• _AIM OF THE EXERCISE_
Spot each line that carries the word "appropriate"; copy those lines.

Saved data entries
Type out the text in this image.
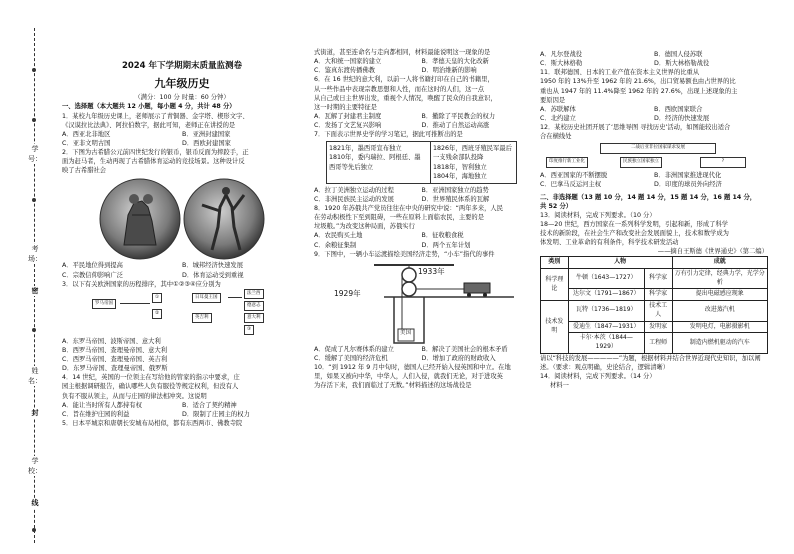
学号：
考场：
密
姓名：
封
学校：
线
2024 年下学期期末质量监测卷
九年级历史
（满分：100 分 时量：60 分钟）
一、选择题（本大题共 12 小题，每小题 4 分，共计 48 分）
1．某校九年级历史课上，老师展示了青铜器、金字塔、楔形文字、
《汉谟拉比法典》、阿拉伯数字，据此可知，老师正在讲授的是
A．西亚北非地区	B．亚洲封建国家
C．亚非文明古国	D．西欧封建国家
2．下图为古希腊公元前四世纪发行的银币，银币反面为摔跤手，正
面为赶马者，生动再现了古希腊体育运动的竞技场景。这种设计反
映了古希腊社会
A．平民地位得到提高	B．城邦经济快速发展
C．宗教信仰影响广泛	D．体育运动受到重视
3．以下有关欧洲国家的历程排序，其中①②③④应分别为
罗马帝国
①
②
日耳曼王国
法兰西
德意志
意大利
英吉利
③
A．东罗马帝国、波斯帝国、意大利
B．西罗马帝国、查理曼帝国、意大利
C．西罗马帝国、查理曼帝国、英吉利
D．东罗马帝国、查理曼帝国、俄罗斯
4．14 世纪，英国的一位领主在写给他的管家的指示中要求，庄
园主根据调研报告，确认哪些人负有服役等规定权利，但没有人
负有不服从领主，从而与庄园的律法相冲突。这说明
A．能让当时所有人都持有权	B．适合了契约精神
C．旨在维护庄园的利益	D．限制了庄园主的权力
5．日本平城京和唐朝长安城布局相似，都有东西两市、佛教寺院
式街道，甚至连命名与走向都相同，材料最能说明这一现象的是
A．大和统一国家的建立	B．孝德天皇的大化改新
C．鉴真东渡传播佛教	D．明治维新的影响
6．在 16 世纪的意大利，以前一人将书籍打印在自己的书籍里，
从一些作品中表现宗教思想和人性，而在这时的人们，这一点
从自己或日主世界出发，重视个人情况，唤醒了民众的自我意识，
这一时期的主要特征是
A．瓦解了封建君主制度	B．撤除了平民教会的权力
C．发扬了文艺复兴影响	D．推动了自然运动高涨
7．下面表示世界史学的学习笔记，据此可推断出的是
1821年，墨西哥宣布独立
1810年，委内瑞拉、阿根廷、墨
西哥等先后独立
1826年，西班牙殖民军最后
一支残余部队投降
1818年，智利独立
1804年，海地独立
A．拉丁美洲独立运动的过程	B．亚洲国家独立的趋势
C．非洲民族民主运动的发展	D．世界殖民体系的瓦解
8．1920 年苏俄共产党员往往在中央的研究中说：“两年多来，人民
在劳动积极性下至到阻碍，一些在原料上面临农民，主要的是
垃圾粮。”为改变这种局面，苏俄实行
A．农民购买土地	B．征收粮食税
C．余粮征集制	D．两个五年计划
9．下图中，一辆小车运渡描绘美国经济走势，“小车”指代的事件
1929年
1933年
美国
A．促成了凡尔赛体系的建立	B．解决了美国社会的根本矛盾
C．缓解了美国的经济危机	D．增加了政府的财政收入
10．“到 1912 年 9 月中旬时，德国人已经开始入侵英国和中立。在地
里，如果又被向中华，中华人，人们入侵，就我们无论，对于进攻英
为存活下来，我们面临过了无数。”材料描述的这场战役是
A．凡尔登战役	B．德国人侵苏联
C．斯大林格勒	D．斯大林格勒战役
11．联邦德国、日本的工业产值在资本主义世界的比重从
1950 年的 13%升至 1962 年的 21.6%，出口贸易额也由占世界的比
重也从 1947 年的 11.4%降至 1962 年的 27.6%，出现上述现象的主
要原因是
A．苏联解体	B．西欧国家联合
C．北约建立	D．经济的快速发展
12．某校历史社团开展了‘思维导图 寻找历史’活动，如图能较出适合
合在横线处
二战后亚非拉国家谋求发展
印度推行新工业化	民族独立国家独立	?
A．西亚国家的不断摆脱	B．非洲国家推进现代化
C．巴拿马反运河主权	D．印度的球员外向经济
二、非选择题（13 题 10 分，14 题 14 分，15 题 14 分，16 题 14 分，
共 52 分）
13．阅读材料，完成下列要求。（10 分）
18—20 世纪，西方国家在一系列科学发明，引起和新，形成了科学
技术的新阶段，在社会生产和改变社会发展面貌上，技术和数学成为
体发明、工业革命的有利条件，科学技术研发活动
——摘自王斯德《世界通史》（第二编）
类别	人物		成就
科学理论	牛顿（1643—1727）	科学家	万有引力定律，经典力学，光学分析
	达尔文（1791—1867）	科学家	提出电磁感应现象
技术发明	瓦特（1736—1819）	技术工人	改进蒸汽机
	爱迪生（1847—1931）	发明家	发明电灯，电影摄影机
	卡尔·本茨（1844—1929）	工程师	制造内燃机驱动的汽车
请以“科技的发展—————”为题，根据材料并结合世界近现代史知识，加以阐述。（要求：观点明确，史论结合，逻辑清晰）
14．阅读材料，完成下列要求。（14 分）
材料一
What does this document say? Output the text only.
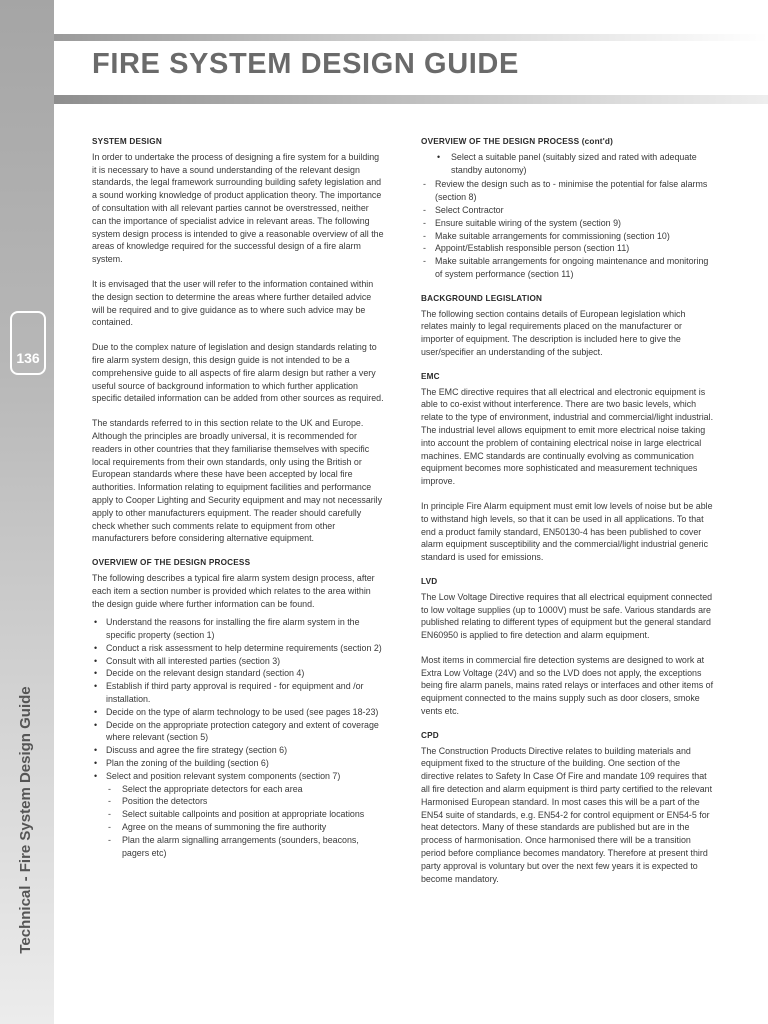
136
Technical - Fire System Design Guide
FIRE SYSTEM DESIGN GUIDE
SYSTEM DESIGN

In order to undertake the process of designing a fire system for a building it is necessary to have a sound understanding of the relevant design standards, the legal framework surrounding building safety legislation and a sound working knowledge of product application theory. The importance of consultation with all relevant parties cannot be overstressed, neither can the importance of specialist advice in relevant areas. The following system design process is intended to give a reasonable overview of all the areas of knowledge required for the successful design of a fire alarm system.

It is envisaged that the user will refer to the information contained within the design section to determine the areas where further detailed advice will be required and to give guidance as to where such advice may be contained.

Due to the complex nature of legislation and design standards relating to fire alarm system design, this design guide is not intended to be a comprehensive guide to all aspects of fire alarm design but rather a very useful source of background information to which further application specific detailed information can be added from other sources as required.

The standards referred to in this section relate to the UK and Europe. Although the principles are broadly universal, it is recommended for readers in other countries that they familiarise themselves with specific local requirements from their own standards, only using the British or European standards where these have been accepted by local fire authorities. Information relating to equipment facilities and performance apply to Cooper Lighting and Security equipment and may not necessarily apply to other manufacturers equipment. The reader should carefully check whether such comments relate to equipment from other manufacturers before considering alternative equipment.

OVERVIEW OF THE DESIGN PROCESS

The following describes a typical fire alarm system design process, after each item a section number is provided which relates to the area within the design guide where further information can be found.

• Understand the reasons for installing the fire alarm system in the specific property (section 1)
• Conduct a risk assessment to help determine requirements (section 2)
• Consult with all interested parties (section 3)
• Decide on the relevant design standard (section 4)
• Establish if third party approval is required - for equipment and /or installation.
• Decide on the type of alarm technology to be used (see pages 18-23)
• Decide on the appropriate protection category and extent of coverage where relevant (section 5)
• Discuss and agree the fire strategy (section 6)
• Plan the zoning of the building (section 6)
• Select and position relevant system components (section 7)
- Select the appropriate detectors for each area
- Position the detectors
- Select suitable callpoints and position at appropriate locations
- Agree on the means of summoning the fire authority
- Plan the alarm signalling arrangements (sounders, beacons, pagers etc)
OVERVIEW OF THE DESIGN PROCESS (cont'd)
• Select a suitable panel (suitably sized and rated with adequate standby autonomy)
- Review the design such as to - minimise the potential for false alarms (section 8)
- Select Contractor
- Ensure suitable wiring of the system (section 9)
- Make suitable arrangements for commissioning (section 10)
- Appoint/Establish responsible person (section 11)
- Make suitable arrangements for ongoing maintenance and monitoring of system performance (section 11)
BACKGROUND LEGISLATION

The following section contains details of European legislation which relates mainly to legal requirements placed on the manufacturer or importer of equipment. The description is included here to give the user/specifier an understanding of the subject.

EMC

The EMC directive requires that all electrical and electronic equipment is able to co-exist without interference. There are two basic levels, which relate to the type of environment, industrial and commercial/light industrial. The industrial level allows equipment to emit more electrical noise taking into account the problem of containing electrical noise in large electrical machines. EMC standards are continually evolving as communication equipment becomes more sophisticated and measurement techniques improve.

In principle Fire Alarm equipment must emit low levels of noise but be able to withstand high levels, so that it can be used in all applications. To that end a product family standard, EN50130-4 has been published to cover alarm equipment susceptibility and the commercial/light industrial generic standard is used for emissions.

LVD

The Low Voltage Directive requires that all electrical equipment connected to low voltage supplies (up to 1000V) must be safe. Various standards are published relating to different types of equipment but the general standard EN60950 is applied to fire detection and alarm equipment.

Most items in commercial fire detection systems are designed to work at Extra Low Voltage (24V) and so the LVD does not apply, the exceptions being fire alarm panels, mains rated relays or interfaces and other items of equipment connected to the mains supply such as door closers, smoke vents etc.

CPD

The Construction Products Directive relates to building materials and equipment fixed to the structure of the building. One section of the directive relates to Safety In Case Of Fire and mandate 109 requires that all fire detection and alarm equipment is third party certified to the relevant Harmonised European standard. In most cases this will be a part of the EN54 suite of standards, e.g. EN54-2 for control equipment or EN54-5 for heat detectors. Many of these standards are published but are in the process of harmonisation. Once harmonised there will be a transition period before compliance becomes mandatory. Therefore at present third party approval is voluntary but over the next few years it is expected to become mandatory.
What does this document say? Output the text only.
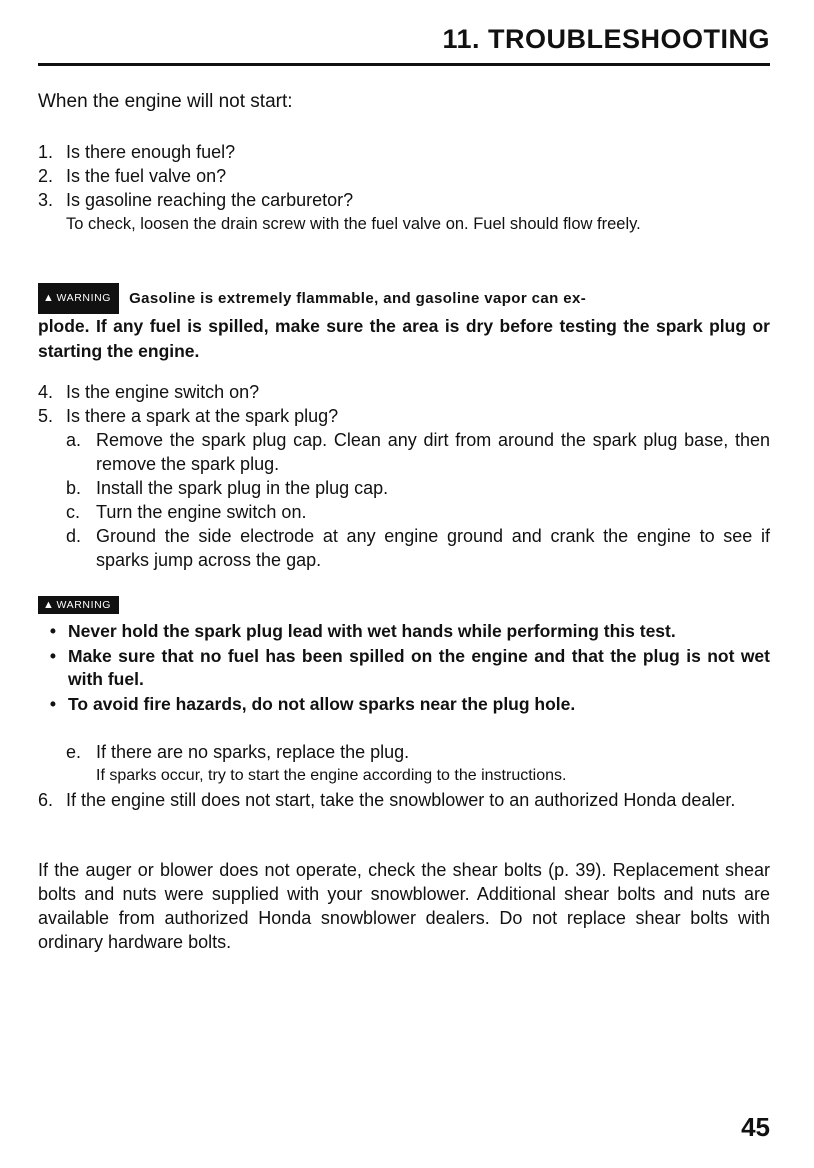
11. TROUBLESHOOTING
When the engine will not start:
1. Is there enough fuel?
2. Is the fuel valve on?
3. Is gasoline reaching the carburetor?
To check, loosen the drain screw with the fuel valve on. Fuel should flow freely.
▲ WARNING Gasoline is extremely flammable, and gasoline vapor can ex-
plode. If any fuel is spilled, make sure the area is dry before testing the spark plug or starting the engine.
4. Is the engine switch on?
5. Is there a spark at the spark plug?
a. Remove the spark plug cap. Clean any dirt from around the spark plug base, then remove the spark plug.
b. Install the spark plug in the plug cap.
c. Turn the engine switch on.
d. Ground the side electrode at any engine ground and crank the engine to see if sparks jump across the gap.
▲ WARNING
• Never hold the spark plug lead with wet hands while performing this test.
• Make sure that no fuel has been spilled on the engine and that the plug is not wet with fuel.
• To avoid fire hazards, do not allow sparks near the plug hole.
e. If there are no sparks, replace the plug.
If sparks occur, try to start the engine according to the instructions.
6. If the engine still does not start, take the snowblower to an authorized Honda dealer.
If the auger or blower does not operate, check the shear bolts (p. 39). Replacement shear bolts and nuts were supplied with your snowblower. Additional shear bolts and nuts are available from authorized Honda snowblower dealers. Do not replace shear bolts with ordinary hardware bolts.
45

• _EXERCISE ANSWER_
• Decide on the appropriate protection category and extent of coverage where relevant (section 5)
- Select the appropriate detectors for each area
- Select suitable callpoints and position at appropriate locations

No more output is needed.